• Bloco de texto:
——————————

Disputa pelo Estreito de Ormuz mantém mercados em alerta
Segundo Trump, EUA controlarão a rota a partir desta terça-feira (14)
A piora do cenário geopolítico impulsiona o petróleo. O Brent para setembro avança 3,24%, a US$ 86 por barril, maior nível em um mês, enquanto o WTI para agosto sobe 2,02%, a US$ 79,72, refletindo o aumento do prêmio de risco sobre a oferta global de energia.
Os mercados globais iniciam esta terça-feira (14) sob forte aversão ao risco, com a guerra entre Estados Unidos e Irã entrando em um novo capítulo. Após três noites consecutivas de ataques americanos a alvos militares iranianos, Teerã retaliou com ofensivas contra navios-tanque no Estreito de Ormuz, enquanto Donald Trump anunciou que os EUA passarão a controlar a principal rota marítima do petróleo do mundo a partir de hoje, às 17h (de Brasília).

——————————

• Material apresentado:

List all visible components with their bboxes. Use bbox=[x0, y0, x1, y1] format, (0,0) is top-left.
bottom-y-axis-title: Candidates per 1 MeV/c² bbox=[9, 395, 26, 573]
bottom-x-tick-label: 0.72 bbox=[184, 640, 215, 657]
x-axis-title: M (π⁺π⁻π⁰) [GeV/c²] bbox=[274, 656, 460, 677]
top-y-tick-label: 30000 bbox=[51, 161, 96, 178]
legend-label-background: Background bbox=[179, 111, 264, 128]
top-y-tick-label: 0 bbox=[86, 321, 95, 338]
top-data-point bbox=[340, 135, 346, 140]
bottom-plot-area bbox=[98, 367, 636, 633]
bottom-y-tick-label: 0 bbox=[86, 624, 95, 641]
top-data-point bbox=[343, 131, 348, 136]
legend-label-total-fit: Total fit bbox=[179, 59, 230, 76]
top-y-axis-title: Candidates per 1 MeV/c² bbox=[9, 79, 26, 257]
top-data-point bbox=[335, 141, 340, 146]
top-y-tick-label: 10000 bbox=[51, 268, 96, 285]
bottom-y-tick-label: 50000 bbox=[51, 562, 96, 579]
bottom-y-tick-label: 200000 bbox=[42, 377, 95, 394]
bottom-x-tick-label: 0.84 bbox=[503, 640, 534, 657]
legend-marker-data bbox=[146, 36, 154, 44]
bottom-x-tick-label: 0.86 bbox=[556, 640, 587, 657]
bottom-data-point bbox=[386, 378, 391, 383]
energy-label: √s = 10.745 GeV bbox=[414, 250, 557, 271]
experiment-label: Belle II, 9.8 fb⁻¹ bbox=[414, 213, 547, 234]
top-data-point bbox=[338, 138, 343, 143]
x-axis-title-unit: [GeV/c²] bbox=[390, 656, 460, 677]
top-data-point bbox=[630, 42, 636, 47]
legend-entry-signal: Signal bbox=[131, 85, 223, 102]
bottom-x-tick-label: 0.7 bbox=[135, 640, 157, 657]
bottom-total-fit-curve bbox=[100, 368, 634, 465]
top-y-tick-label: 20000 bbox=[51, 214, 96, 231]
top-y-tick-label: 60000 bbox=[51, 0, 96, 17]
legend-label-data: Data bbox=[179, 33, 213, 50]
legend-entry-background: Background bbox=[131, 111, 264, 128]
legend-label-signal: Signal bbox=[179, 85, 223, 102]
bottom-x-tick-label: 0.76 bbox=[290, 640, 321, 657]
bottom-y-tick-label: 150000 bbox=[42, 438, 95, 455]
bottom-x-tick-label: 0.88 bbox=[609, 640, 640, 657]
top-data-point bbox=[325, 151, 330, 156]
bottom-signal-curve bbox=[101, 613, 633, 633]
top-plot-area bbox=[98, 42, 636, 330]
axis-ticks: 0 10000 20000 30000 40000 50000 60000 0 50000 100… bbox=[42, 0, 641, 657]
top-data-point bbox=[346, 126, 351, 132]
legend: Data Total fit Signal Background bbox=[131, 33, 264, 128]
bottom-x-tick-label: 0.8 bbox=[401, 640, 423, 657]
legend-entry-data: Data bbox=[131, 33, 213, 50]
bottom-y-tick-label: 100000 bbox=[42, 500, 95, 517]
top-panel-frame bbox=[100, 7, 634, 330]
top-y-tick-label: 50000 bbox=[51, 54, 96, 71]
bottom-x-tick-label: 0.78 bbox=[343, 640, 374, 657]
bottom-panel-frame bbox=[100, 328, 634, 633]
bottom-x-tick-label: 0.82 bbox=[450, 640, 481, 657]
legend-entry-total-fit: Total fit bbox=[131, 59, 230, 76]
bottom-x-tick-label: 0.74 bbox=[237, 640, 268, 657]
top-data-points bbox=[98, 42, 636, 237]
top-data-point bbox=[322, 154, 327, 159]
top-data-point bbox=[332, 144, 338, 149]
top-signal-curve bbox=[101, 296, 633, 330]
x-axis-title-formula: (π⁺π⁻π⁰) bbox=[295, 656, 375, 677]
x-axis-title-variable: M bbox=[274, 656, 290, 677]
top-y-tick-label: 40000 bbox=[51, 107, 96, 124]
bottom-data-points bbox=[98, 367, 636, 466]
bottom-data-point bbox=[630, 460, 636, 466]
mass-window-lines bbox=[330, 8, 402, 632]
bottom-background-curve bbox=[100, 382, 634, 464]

——————————

• O que fazer:
(1) Transcreva, por favor, sem alterações o trecho do texto sobre o Estreito de Ormuz que vai de "A piora do cenário" até "17h (de Brasília).", inclusive.
(2) No texto sobre o Estreito de Ormuz, a que horas de Brasília os EUA passarão a controlar a rota?
Os registros não entram nesta atividade.

• Respostas por tarefa:
(1)
A piora do cenário geopolítico impulsiona o petróleo. O Brent para setembro avança 3,24%, a US$ 86 por barril, maior nível em um mês, enquanto o WTI para agosto sobe 2,02%, a US$ 79,72, refletindo o aumento do prêmio de risco sobre a oferta global de energia.
Os mercados globais iniciam esta terça-feira (14) sob forte aversão ao risco, com a guerra entre Estados Unidos e Irã entrando em um novo capítulo. Após três noites consecutivas de ataques americanos a alvos militares iranianos, Teerã retaliou com ofensivas contra navios-tanque no Estreito de Ormuz, enquanto Donald Trump anunciou que os EUA passarão a controlar a principal rota marítima do petróleo do mundo a partir de hoje, às 17h (de Brasília).

(2) Às 17h.